[start of Listed records]

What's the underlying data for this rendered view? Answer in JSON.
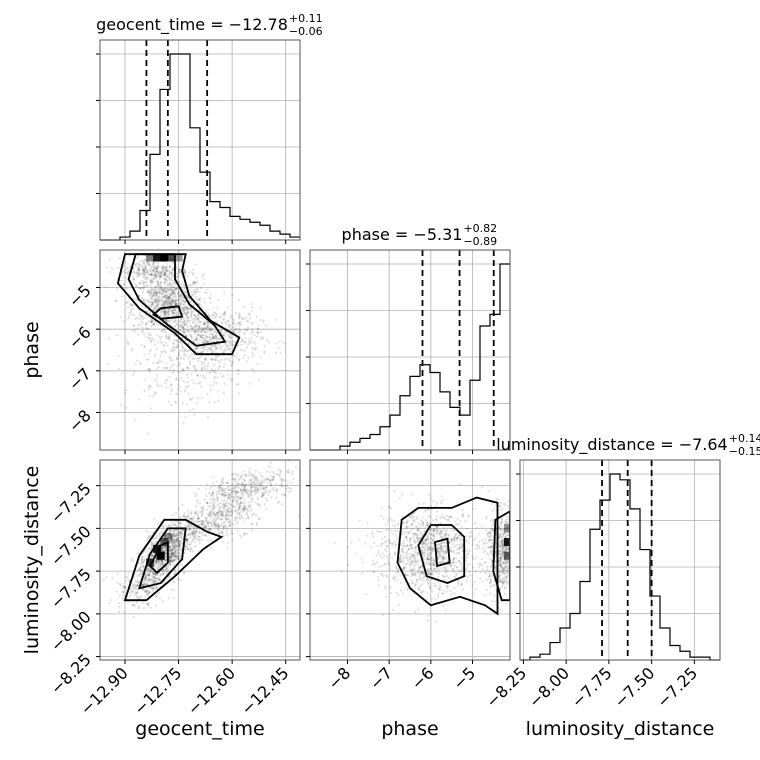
{
  "chart_data": {
    "type": "corner",
    "parameters": [
      "geocent_time",
      "phase",
      "luminosity_distance"
    ],
    "titles": [
      {
        "param": "geocent_time",
        "text": "geocent_time = −12.78",
        "plus": "+0.11",
        "minus": "−0.06"
      },
      {
        "param": "phase",
        "text": "phase = −5.31",
        "plus": "+0.82",
        "minus": "−0.89"
      },
      {
        "param": "luminosity_distance",
        "text": "luminosity_distance = −7.64",
        "plus": "+0.14",
        "minus": "−0.15"
      }
    ],
    "ranges": {
      "geocent_time": [
        -12.97,
        -12.41
      ],
      "phase": [
        -8.9,
        -4.1
      ],
      "luminosity_distance": [
        -8.27,
        -7.1
      ]
    },
    "ticks": {
      "geocent_time": [
        -12.9,
        -12.75,
        -12.6,
        -12.45
      ],
      "phase": [
        -8,
        -7,
        -6,
        -5
      ],
      "luminosity_distance": [
        -8.25,
        -8.0,
        -7.75,
        -7.5,
        -7.25
      ]
    },
    "tick_labels": {
      "geocent_time": [
        "−12.90",
        "−12.75",
        "−12.60",
        "−12.45"
      ],
      "phase": [
        "−8",
        "−7",
        "−6",
        "−5"
      ],
      "luminosity_distance": [
        "−8.25",
        "−8.00",
        "−7.75",
        "−7.50",
        "−7.25"
      ]
    },
    "quantiles": {
      "geocent_time": [
        -12.84,
        -12.78,
        -12.67
      ],
      "phase": [
        -6.2,
        -5.31,
        -4.49
      ],
      "luminosity_distance": [
        -7.79,
        -7.64,
        -7.5
      ]
    },
    "histograms": {
      "geocent_time": {
        "edges_start": -12.97,
        "bin_width": 0.028,
        "counts": [
          0,
          0,
          1,
          3,
          10,
          29,
          51,
          63,
          63,
          38,
          23,
          13,
          11,
          8,
          7,
          6,
          5,
          3,
          2,
          1
        ]
      },
      "phase": {
        "edges_start": -8.9,
        "bin_width": 0.24,
        "counts": [
          0,
          0,
          0,
          1,
          2,
          3,
          4,
          6,
          9,
          14,
          19,
          22,
          20,
          15,
          11,
          9,
          18,
          32,
          35,
          48
        ]
      },
      "luminosity_distance": {
        "edges_start": -8.27,
        "bin_width": 0.0585,
        "counts": [
          0,
          1,
          2,
          6,
          11,
          16,
          27,
          45,
          55,
          64,
          62,
          52,
          38,
          22,
          11,
          5,
          3,
          1,
          1,
          0
        ]
      }
    },
    "grid": true,
    "point_color": "#000000",
    "line_color": "#000000"
  }
}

[end of Listed records]

- What needs to be done
Keep the pictures out of the copy and return the rest of the data above exactly.

- The completed task
What's the underlying data for this rendered view? Answer in JSON.
{
  "chart_data": {
    "type": "corner",
    "parameters": [
      "geocent_time",
      "phase",
      "luminosity_distance"
    ],
    "titles": [
      {
        "param": "geocent_time",
        "text": "geocent_time = −12.78",
        "plus": "+0.11",
        "minus": "−0.06"
      },
      {
        "param": "phase",
        "text": "phase = −5.31",
        "plus": "+0.82",
        "minus": "−0.89"
      },
      {
        "param": "luminosity_distance",
        "text": "luminosity_distance = −7.64",
        "plus": "+0.14",
        "minus": "−0.15"
      }
    ],
    "ranges": {
      "geocent_time": [
        -12.97,
        -12.41
      ],
      "phase": [
        -8.9,
        -4.1
      ],
      "luminosity_distance": [
        -8.27,
        -7.1
      ]
    },
    "ticks": {
      "geocent_time": [
        -12.9,
        -12.75,
        -12.6,
        -12.45
      ],
      "phase": [
        -8,
        -7,
        -6,
        -5
      ],
      "luminosity_distance": [
        -8.25,
        -8.0,
        -7.75,
        -7.5,
        -7.25
      ]
    },
    "tick_labels": {
      "geocent_time": [
        "−12.90",
        "−12.75",
        "−12.60",
        "−12.45"
      ],
      "phase": [
        "−8",
        "−7",
        "−6",
        "−5"
      ],
      "luminosity_distance": [
        "−8.25",
        "−8.00",
        "−7.75",
        "−7.50",
        "−7.25"
      ]
    },
    "quantiles": {
      "geocent_time": [
        -12.84,
        -12.78,
        -12.67
      ],
      "phase": [
        -6.2,
        -5.31,
        -4.49
      ],
      "luminosity_distance": [
        -7.79,
        -7.64,
        -7.5
      ]
    },
    "histograms": {
      "geocent_time": {
        "edges_start": -12.97,
        "bin_width": 0.028,
        "counts": [
          0,
          0,
          1,
          3,
          10,
          29,
          51,
          63,
          63,
          38,
          23,
          13,
          11,
          8,
          7,
          6,
          5,
          3,
          2,
          1
        ]
      },
      "phase": {
        "edges_start": -8.9,
        "bin_width": 0.24,
        "counts": [
          0,
          0,
          0,
          1,
          2,
          3,
          4,
          6,
          9,
          14,
          19,
          22,
          20,
          15,
          11,
          9,
          18,
          32,
          35,
          48
        ]
      },
      "luminosity_distance": {
        "edges_start": -8.27,
        "bin_width": 0.0585,
        "counts": [
          0,
          1,
          2,
          6,
          11,
          16,
          27,
          45,
          55,
          64,
          62,
          52,
          38,
          22,
          11,
          5,
          3,
          1,
          1,
          0
        ]
      }
    },
    "grid": true,
    "point_color": "#000000",
    "line_color": "#000000"
  }
}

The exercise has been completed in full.